* begin INPUT FOR THIS TASK *

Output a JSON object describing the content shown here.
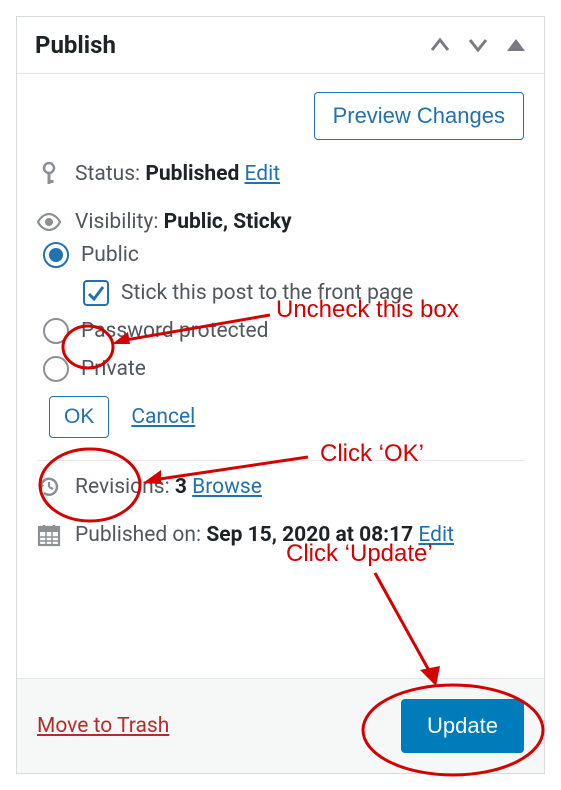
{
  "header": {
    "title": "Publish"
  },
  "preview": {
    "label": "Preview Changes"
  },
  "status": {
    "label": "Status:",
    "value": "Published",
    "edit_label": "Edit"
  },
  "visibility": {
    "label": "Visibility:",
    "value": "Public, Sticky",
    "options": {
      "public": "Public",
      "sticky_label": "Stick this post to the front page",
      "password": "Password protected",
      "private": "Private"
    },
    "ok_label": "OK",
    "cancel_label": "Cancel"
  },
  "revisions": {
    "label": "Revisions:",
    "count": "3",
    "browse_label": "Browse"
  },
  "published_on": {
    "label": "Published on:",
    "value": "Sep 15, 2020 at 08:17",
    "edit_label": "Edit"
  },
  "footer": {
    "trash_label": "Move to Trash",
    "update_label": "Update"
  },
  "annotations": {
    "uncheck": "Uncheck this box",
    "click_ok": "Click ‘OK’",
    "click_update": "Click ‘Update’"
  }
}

* end INPUT FOR THIS TASK *
* begin INPUT FOR THIS TASK *

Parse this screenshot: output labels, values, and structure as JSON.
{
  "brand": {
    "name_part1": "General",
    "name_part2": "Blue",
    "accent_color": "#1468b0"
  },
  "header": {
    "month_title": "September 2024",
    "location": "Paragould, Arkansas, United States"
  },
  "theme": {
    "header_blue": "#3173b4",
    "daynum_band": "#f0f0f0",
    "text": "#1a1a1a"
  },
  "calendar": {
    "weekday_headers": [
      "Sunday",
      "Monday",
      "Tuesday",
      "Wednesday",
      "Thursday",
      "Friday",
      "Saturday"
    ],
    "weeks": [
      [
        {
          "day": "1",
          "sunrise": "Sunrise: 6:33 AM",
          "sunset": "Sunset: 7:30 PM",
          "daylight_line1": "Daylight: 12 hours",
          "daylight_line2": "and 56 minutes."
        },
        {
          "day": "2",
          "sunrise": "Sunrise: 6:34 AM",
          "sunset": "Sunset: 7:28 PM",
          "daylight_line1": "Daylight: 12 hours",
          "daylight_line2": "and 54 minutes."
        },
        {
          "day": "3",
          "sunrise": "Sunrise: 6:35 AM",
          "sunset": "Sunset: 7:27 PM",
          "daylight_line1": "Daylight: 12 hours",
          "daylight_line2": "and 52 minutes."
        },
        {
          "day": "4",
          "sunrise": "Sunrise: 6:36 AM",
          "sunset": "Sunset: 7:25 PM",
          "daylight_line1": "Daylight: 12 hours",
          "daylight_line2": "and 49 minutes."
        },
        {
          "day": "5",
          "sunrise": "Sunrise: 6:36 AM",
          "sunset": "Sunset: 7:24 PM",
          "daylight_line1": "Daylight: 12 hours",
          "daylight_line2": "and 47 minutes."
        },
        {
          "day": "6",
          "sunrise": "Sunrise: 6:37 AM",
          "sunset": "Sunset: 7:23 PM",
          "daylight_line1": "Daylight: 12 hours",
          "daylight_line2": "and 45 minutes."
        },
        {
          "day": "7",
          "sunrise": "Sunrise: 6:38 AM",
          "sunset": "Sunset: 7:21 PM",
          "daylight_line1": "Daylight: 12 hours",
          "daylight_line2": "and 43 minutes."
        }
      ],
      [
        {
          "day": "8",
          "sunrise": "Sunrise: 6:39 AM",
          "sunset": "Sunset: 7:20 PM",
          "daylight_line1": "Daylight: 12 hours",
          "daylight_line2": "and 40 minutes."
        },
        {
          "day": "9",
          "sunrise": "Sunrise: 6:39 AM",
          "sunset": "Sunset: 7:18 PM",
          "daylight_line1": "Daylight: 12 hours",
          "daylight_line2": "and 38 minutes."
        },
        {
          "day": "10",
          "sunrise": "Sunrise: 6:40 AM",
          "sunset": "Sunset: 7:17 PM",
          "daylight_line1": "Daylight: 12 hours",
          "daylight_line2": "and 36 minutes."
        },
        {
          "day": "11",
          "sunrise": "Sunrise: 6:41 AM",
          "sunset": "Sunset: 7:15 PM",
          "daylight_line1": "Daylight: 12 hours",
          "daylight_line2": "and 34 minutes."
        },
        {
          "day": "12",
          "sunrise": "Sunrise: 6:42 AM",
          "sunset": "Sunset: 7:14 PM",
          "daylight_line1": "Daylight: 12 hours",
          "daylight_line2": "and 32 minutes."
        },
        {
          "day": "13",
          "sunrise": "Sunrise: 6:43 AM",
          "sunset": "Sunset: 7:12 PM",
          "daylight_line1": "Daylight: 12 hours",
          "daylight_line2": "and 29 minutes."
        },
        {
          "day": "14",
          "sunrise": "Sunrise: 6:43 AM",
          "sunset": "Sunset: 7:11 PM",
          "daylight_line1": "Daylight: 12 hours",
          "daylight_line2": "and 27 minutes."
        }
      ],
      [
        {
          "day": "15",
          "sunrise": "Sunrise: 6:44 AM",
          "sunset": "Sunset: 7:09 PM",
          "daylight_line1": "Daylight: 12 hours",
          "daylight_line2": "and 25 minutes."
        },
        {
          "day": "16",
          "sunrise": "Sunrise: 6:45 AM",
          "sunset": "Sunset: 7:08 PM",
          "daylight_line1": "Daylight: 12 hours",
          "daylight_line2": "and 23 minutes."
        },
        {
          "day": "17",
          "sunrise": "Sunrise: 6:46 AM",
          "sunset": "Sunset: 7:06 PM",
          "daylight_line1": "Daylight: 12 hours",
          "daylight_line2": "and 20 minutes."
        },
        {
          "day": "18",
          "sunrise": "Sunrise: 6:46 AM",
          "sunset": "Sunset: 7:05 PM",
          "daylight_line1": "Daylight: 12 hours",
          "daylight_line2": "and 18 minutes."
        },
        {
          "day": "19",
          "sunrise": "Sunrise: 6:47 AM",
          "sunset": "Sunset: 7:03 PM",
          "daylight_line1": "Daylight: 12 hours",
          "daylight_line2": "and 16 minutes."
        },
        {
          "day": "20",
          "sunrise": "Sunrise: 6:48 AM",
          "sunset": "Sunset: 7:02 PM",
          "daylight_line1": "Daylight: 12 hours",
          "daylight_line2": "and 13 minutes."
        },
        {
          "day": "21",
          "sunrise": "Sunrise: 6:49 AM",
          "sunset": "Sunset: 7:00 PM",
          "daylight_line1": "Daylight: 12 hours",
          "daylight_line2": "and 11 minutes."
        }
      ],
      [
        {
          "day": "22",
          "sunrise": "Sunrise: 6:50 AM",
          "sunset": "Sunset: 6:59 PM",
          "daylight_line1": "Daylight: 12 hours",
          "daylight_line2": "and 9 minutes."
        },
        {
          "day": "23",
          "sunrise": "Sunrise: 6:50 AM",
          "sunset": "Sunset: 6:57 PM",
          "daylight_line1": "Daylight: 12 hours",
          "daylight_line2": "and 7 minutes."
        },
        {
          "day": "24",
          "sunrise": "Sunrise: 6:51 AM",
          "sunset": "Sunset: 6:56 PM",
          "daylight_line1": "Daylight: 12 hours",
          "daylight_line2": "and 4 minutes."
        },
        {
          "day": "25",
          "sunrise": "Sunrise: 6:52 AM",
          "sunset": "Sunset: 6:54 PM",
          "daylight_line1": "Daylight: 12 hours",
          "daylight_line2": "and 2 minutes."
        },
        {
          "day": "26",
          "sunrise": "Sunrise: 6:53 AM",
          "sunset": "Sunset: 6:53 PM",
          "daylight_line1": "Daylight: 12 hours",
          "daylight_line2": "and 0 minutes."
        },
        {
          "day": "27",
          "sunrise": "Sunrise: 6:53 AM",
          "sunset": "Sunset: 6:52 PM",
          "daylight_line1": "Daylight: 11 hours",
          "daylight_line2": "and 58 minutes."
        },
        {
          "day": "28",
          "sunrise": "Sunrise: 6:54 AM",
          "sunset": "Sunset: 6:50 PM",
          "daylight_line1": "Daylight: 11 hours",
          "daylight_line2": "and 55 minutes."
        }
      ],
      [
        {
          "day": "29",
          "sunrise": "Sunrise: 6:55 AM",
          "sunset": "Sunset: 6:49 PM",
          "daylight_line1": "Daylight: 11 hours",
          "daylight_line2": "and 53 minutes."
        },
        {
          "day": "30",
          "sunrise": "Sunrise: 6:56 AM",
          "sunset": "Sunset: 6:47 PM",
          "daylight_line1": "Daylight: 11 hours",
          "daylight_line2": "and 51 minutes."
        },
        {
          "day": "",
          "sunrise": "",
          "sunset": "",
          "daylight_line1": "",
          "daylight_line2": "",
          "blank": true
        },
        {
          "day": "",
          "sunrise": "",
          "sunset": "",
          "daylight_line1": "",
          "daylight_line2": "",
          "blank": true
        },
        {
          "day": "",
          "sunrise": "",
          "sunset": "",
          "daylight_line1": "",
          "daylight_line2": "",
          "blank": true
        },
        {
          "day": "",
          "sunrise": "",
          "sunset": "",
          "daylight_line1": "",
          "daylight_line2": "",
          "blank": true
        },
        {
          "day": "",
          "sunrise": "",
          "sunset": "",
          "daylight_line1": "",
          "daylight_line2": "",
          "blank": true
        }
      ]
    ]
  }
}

* end INPUT FOR THIS TASK *
* begin INPUT FOR THIS TASK *

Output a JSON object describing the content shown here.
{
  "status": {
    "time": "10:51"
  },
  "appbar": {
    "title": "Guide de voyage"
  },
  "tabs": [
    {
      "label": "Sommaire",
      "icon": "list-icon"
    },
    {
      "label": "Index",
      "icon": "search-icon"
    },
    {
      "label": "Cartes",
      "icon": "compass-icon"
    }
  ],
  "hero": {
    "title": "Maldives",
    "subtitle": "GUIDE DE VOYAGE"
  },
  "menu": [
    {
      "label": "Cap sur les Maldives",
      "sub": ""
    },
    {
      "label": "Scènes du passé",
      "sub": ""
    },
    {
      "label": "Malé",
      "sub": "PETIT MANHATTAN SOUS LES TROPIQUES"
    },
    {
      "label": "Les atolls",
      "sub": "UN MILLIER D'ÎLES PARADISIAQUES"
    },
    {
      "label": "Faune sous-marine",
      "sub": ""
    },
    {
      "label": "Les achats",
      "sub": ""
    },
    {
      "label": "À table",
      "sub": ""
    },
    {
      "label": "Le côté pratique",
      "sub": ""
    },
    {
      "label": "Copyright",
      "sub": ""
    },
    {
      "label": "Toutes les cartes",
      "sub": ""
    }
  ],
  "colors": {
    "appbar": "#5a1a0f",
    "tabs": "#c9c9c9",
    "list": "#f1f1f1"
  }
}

* end INPUT FOR THIS TASK *

_INSTRUCTIONS TO FOLLOW:_
Copy each line of the records above that carries the word "Update".

_THE SOLUTION:_
    "update_label": "Update"
    "click_update": "Click ‘Update’"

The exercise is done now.